In the listing below, locate the line containing "Read this page and output its text content."; reproduce that line and all lines that follow it, unchanged.

# start of Materials provided

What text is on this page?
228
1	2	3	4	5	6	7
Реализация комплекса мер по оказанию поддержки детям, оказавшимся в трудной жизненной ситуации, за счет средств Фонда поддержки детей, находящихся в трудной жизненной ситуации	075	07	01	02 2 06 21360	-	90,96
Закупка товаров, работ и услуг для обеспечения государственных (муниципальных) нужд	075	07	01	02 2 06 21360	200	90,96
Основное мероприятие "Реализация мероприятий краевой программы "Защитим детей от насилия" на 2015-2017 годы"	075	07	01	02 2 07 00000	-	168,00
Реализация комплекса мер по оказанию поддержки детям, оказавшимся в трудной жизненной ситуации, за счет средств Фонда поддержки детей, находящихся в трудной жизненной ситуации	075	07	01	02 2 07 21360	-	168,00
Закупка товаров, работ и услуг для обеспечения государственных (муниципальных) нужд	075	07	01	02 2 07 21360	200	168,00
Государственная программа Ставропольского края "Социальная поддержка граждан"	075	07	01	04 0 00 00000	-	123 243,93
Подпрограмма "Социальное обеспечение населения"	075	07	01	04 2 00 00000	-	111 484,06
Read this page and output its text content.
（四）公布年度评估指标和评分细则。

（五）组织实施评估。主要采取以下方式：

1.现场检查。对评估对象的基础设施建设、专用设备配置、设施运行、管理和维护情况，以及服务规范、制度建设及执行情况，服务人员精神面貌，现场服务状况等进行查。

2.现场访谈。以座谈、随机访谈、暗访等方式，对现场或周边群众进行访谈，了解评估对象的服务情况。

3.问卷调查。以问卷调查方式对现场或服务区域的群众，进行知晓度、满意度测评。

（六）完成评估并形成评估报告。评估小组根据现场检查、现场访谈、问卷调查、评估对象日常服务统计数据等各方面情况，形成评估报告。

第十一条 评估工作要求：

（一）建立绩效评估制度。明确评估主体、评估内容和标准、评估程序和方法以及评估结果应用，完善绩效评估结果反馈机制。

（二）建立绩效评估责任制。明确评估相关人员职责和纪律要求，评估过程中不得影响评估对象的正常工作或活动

# end of Materials provided

_The answer_.
Read this page and output its text content.
（四）公布年度评估指标和评分细则。

（五）组织实施评估。主要采取以下方式：

1.现场检查。对评估对象的基础设施建设、专用设备配置、设施运行、管理和维护情况，以及服务规范、制度建设及执行情况，服务人员精神面貌，现场服务状况等进行查。

2.现场访谈。以座谈、随机访谈、暗访等方式，对现场或周边群众进行访谈，了解评估对象的服务情况。

3.问卷调查。以问卷调查方式对现场或服务区域的群众，进行知晓度、满意度测评。

（六）完成评估并形成评估报告。评估小组根据现场检查、现场访谈、问卷调查、评估对象日常服务统计数据等各方面情况，形成评估报告。

第十一条 评估工作要求：

（一）建立绩效评估制度。明确评估主体、评估内容和标准、评估程序和方法以及评估结果应用，完善绩效评估结果反馈机制。

（二）建立绩效评估责任制。明确评估相关人员职责和纪律要求，评估过程中不得影响评估对象的正常工作或活动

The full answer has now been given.